Exercise description –
Check every line below for the word "What" and copy each one that has it.

Records to process –
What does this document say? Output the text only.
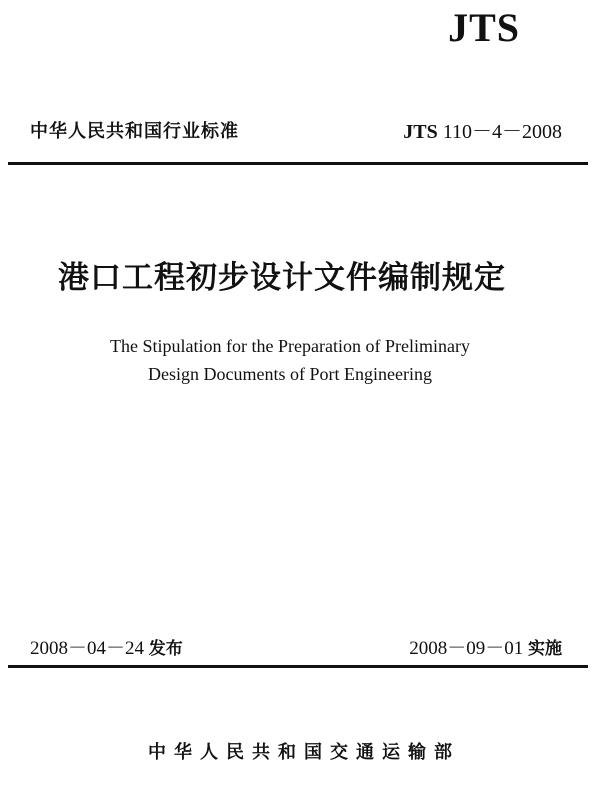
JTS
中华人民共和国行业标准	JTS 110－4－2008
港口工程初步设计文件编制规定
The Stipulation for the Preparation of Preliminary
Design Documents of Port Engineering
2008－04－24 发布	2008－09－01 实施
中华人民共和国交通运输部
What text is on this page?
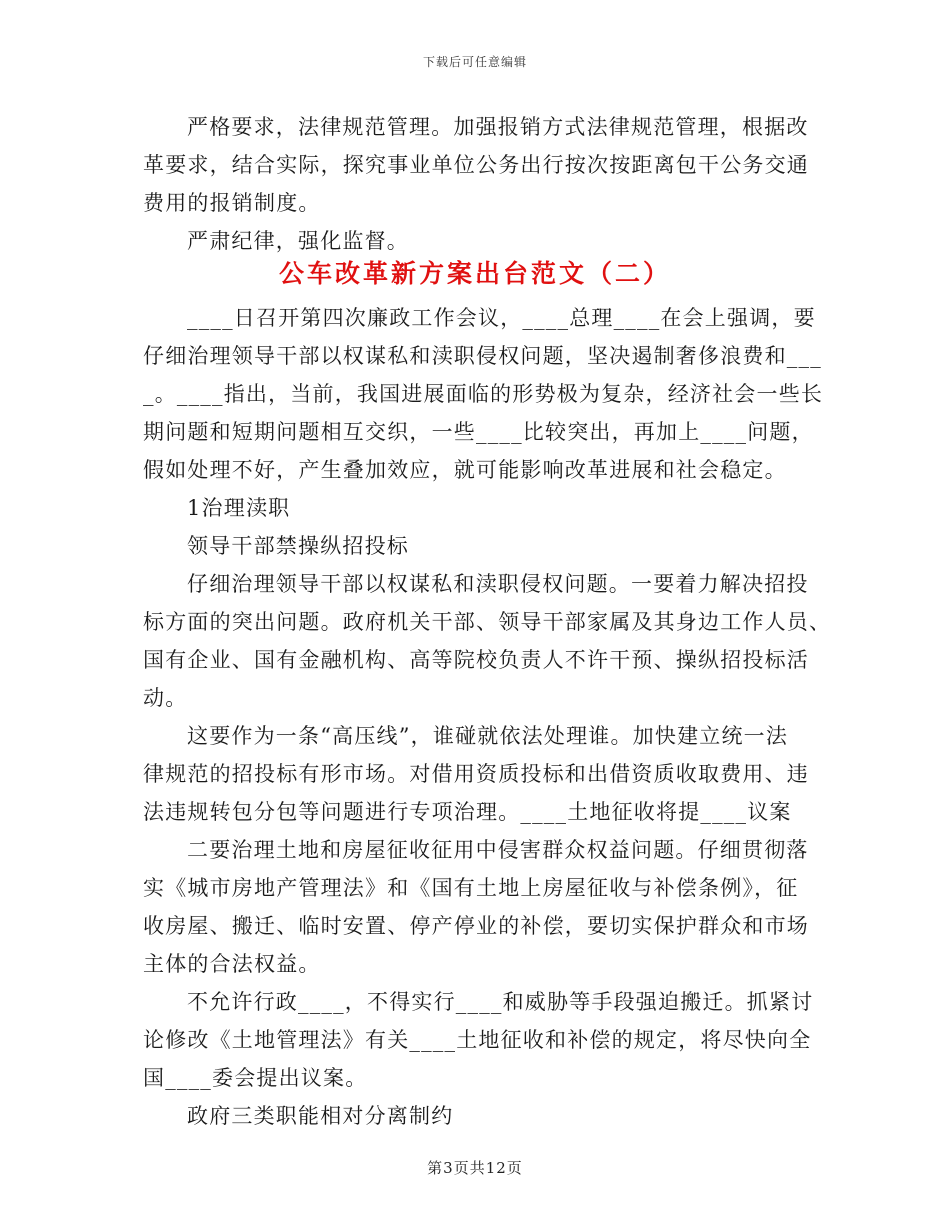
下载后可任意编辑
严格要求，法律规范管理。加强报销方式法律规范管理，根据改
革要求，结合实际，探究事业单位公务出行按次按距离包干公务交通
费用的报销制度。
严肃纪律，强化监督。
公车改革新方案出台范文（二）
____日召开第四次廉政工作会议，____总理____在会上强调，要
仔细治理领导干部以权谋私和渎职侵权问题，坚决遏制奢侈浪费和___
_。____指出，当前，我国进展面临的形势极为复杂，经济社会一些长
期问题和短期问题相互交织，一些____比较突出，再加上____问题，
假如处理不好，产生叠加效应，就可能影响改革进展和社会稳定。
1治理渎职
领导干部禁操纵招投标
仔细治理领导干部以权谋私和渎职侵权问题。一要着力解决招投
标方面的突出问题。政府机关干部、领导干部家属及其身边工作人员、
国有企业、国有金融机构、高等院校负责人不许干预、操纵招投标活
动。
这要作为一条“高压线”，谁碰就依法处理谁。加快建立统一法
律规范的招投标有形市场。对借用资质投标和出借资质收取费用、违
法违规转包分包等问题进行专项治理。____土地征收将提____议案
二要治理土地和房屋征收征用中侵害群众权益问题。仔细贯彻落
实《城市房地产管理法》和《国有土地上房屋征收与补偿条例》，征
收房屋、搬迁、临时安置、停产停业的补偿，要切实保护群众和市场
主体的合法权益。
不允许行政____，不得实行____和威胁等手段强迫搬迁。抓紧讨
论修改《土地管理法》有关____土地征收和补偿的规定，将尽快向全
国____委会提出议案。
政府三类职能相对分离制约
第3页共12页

Answer in full –
What does this document say? Output the text only.
What text is on this page?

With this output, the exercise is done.